### Your instructions
Tally the lines that hold the string "check", and reply with the count alone.

[Recorded data]
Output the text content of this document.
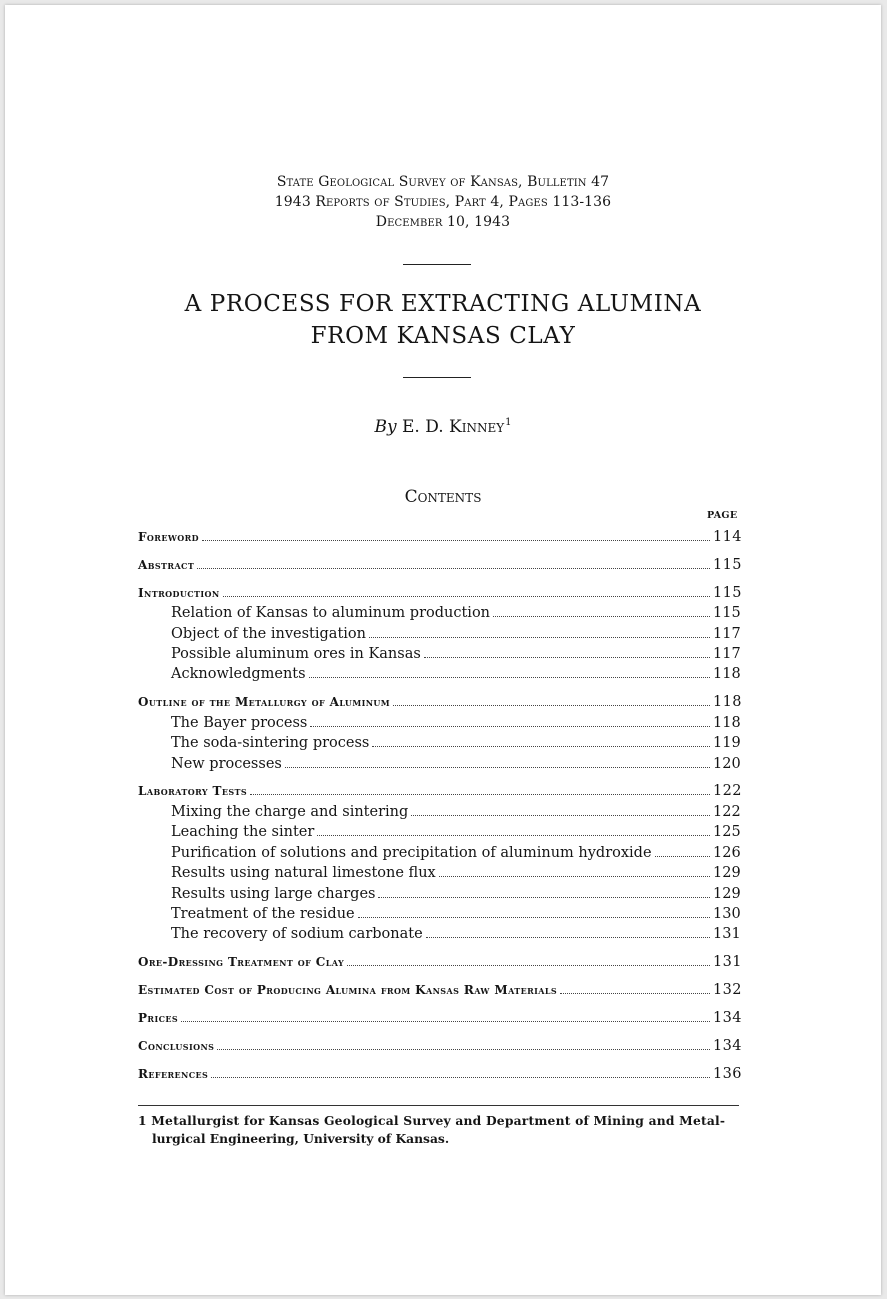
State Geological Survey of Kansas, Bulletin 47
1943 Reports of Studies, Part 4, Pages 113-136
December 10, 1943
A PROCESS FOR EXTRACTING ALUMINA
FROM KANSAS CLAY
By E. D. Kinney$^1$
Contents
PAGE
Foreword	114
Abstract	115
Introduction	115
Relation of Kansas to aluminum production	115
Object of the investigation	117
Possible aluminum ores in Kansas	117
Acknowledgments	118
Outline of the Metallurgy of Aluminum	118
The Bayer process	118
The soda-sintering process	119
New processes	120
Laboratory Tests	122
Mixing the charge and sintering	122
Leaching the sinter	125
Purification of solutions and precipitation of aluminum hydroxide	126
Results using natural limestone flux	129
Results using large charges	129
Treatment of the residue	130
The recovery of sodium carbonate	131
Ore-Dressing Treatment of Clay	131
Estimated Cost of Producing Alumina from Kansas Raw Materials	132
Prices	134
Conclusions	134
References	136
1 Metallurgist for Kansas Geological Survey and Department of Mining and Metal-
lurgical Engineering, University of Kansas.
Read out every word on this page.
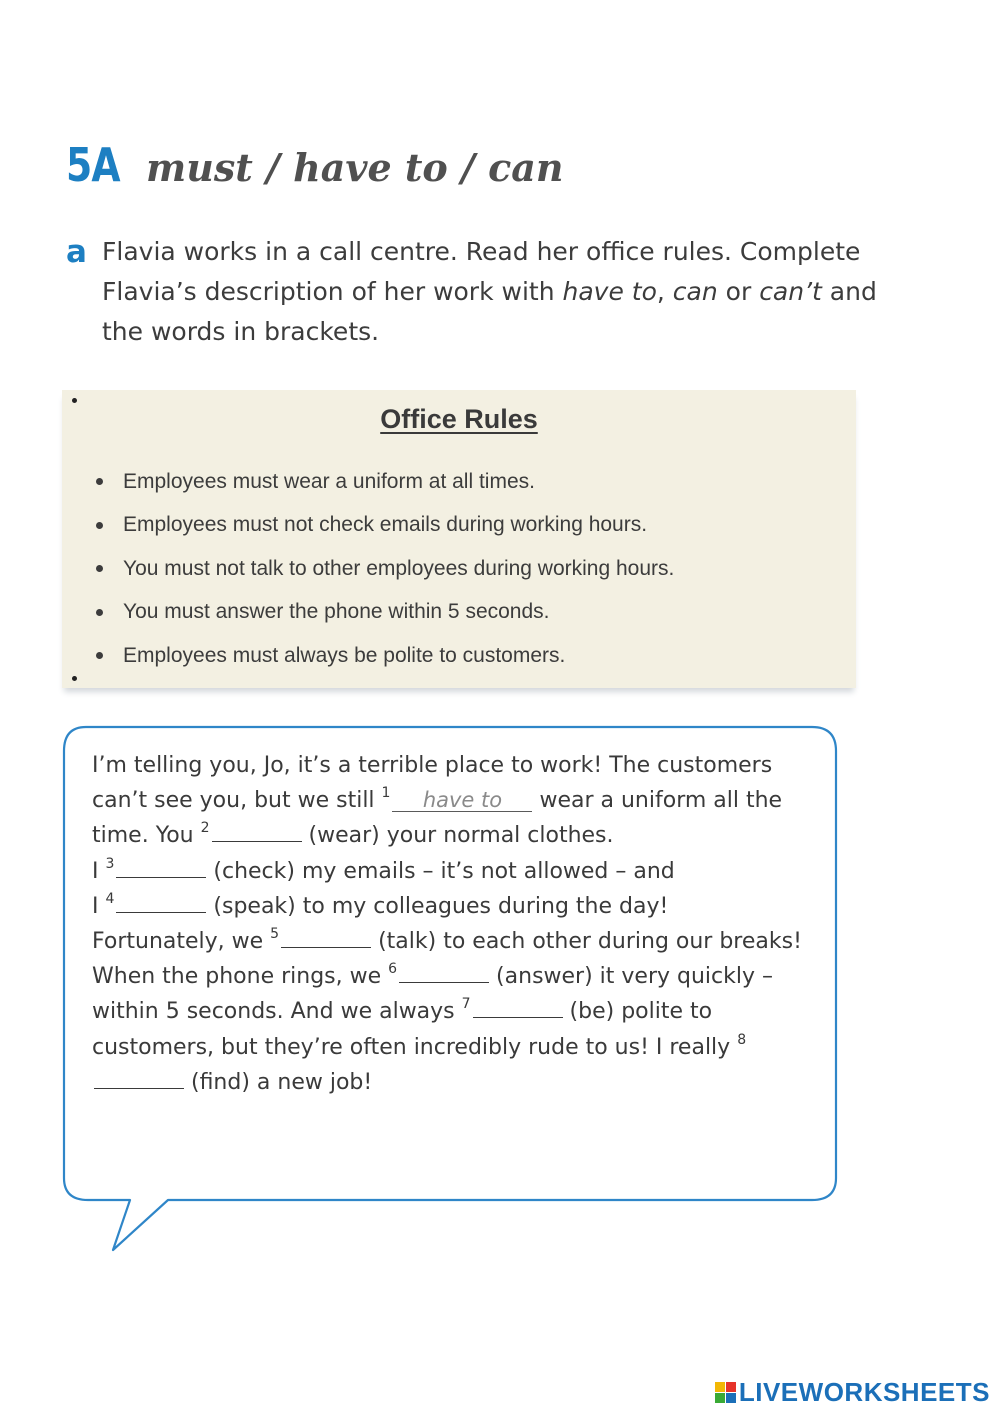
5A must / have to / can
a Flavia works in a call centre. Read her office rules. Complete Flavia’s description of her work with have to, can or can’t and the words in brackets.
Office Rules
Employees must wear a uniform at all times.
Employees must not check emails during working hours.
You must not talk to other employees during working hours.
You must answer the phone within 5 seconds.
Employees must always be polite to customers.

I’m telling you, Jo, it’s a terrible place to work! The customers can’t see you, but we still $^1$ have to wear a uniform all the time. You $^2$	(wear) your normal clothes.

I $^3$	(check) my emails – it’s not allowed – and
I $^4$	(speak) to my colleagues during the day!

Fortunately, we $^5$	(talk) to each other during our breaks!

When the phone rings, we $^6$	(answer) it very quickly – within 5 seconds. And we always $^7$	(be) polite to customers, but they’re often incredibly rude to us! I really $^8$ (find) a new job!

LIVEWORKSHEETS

### The completed task
2